Recorded data —
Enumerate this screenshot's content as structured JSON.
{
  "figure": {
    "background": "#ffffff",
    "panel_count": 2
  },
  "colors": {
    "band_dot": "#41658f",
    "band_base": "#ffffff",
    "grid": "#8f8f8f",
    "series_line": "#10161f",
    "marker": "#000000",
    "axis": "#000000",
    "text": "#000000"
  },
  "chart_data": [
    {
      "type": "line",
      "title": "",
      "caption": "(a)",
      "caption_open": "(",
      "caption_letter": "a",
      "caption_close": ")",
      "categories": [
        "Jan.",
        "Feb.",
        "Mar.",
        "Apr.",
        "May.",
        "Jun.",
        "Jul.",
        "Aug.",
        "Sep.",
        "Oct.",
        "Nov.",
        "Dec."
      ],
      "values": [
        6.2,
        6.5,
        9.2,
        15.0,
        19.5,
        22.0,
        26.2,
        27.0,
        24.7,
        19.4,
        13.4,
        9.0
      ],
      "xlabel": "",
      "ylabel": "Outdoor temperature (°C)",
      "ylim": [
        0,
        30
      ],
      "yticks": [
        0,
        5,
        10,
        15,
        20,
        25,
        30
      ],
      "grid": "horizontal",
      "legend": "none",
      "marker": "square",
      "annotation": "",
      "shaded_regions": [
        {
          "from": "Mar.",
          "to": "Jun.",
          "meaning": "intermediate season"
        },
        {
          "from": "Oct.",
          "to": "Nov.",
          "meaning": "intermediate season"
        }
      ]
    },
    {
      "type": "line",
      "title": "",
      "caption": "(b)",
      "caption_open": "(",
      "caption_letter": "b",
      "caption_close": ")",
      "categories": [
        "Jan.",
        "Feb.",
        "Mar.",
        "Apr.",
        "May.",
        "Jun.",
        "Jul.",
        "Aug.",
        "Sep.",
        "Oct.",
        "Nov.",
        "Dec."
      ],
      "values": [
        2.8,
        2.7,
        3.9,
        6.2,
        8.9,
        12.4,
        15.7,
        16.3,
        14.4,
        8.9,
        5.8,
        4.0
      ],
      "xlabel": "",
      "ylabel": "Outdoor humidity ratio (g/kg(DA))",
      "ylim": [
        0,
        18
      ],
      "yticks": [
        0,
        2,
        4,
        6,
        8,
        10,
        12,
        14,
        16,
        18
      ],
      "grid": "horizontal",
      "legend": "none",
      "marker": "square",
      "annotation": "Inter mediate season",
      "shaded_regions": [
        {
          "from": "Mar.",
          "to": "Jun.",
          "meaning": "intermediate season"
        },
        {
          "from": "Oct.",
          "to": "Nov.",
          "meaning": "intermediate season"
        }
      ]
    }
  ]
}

Do this — Transcribe every entry verbatim.

Full answer —
Enumerate this screenshot's content as structured JSON.
{
  "figure": {
    "background": "#ffffff",
    "panel_count": 2
  },
  "colors": {
    "band_dot": "#41658f",
    "band_base": "#ffffff",
    "grid": "#8f8f8f",
    "series_line": "#10161f",
    "marker": "#000000",
    "axis": "#000000",
    "text": "#000000"
  },
  "chart_data": [
    {
      "type": "line",
      "title": "",
      "caption": "(a)",
      "caption_open": "(",
      "caption_letter": "a",
      "caption_close": ")",
      "categories": [
        "Jan.",
        "Feb.",
        "Mar.",
        "Apr.",
        "May.",
        "Jun.",
        "Jul.",
        "Aug.",
        "Sep.",
        "Oct.",
        "Nov.",
        "Dec."
      ],
      "values": [
        6.2,
        6.5,
        9.2,
        15.0,
        19.5,
        22.0,
        26.2,
        27.0,
        24.7,
        19.4,
        13.4,
        9.0
      ],
      "xlabel": "",
      "ylabel": "Outdoor temperature (°C)",
      "ylim": [
        0,
        30
      ],
      "yticks": [
        0,
        5,
        10,
        15,
        20,
        25,
        30
      ],
      "grid": "horizontal",
      "legend": "none",
      "marker": "square",
      "annotation": "",
      "shaded_regions": [
        {
          "from": "Mar.",
          "to": "Jun.",
          "meaning": "intermediate season"
        },
        {
          "from": "Oct.",
          "to": "Nov.",
          "meaning": "intermediate season"
        }
      ]
    },
    {
      "type": "line",
      "title": "",
      "caption": "(b)",
      "caption_open": "(",
      "caption_letter": "b",
      "caption_close": ")",
      "categories": [
        "Jan.",
        "Feb.",
        "Mar.",
        "Apr.",
        "May.",
        "Jun.",
        "Jul.",
        "Aug.",
        "Sep.",
        "Oct.",
        "Nov.",
        "Dec."
      ],
      "values": [
        2.8,
        2.7,
        3.9,
        6.2,
        8.9,
        12.4,
        15.7,
        16.3,
        14.4,
        8.9,
        5.8,
        4.0
      ],
      "xlabel": "",
      "ylabel": "Outdoor humidity ratio (g/kg(DA))",
      "ylim": [
        0,
        18
      ],
      "yticks": [
        0,
        2,
        4,
        6,
        8,
        10,
        12,
        14,
        16,
        18
      ],
      "grid": "horizontal",
      "legend": "none",
      "marker": "square",
      "annotation": "Inter mediate season",
      "shaded_regions": [
        {
          "from": "Mar.",
          "to": "Jun.",
          "meaning": "intermediate season"
        },
        {
          "from": "Oct.",
          "to": "Nov.",
          "meaning": "intermediate season"
        }
      ]
    }
  ]
}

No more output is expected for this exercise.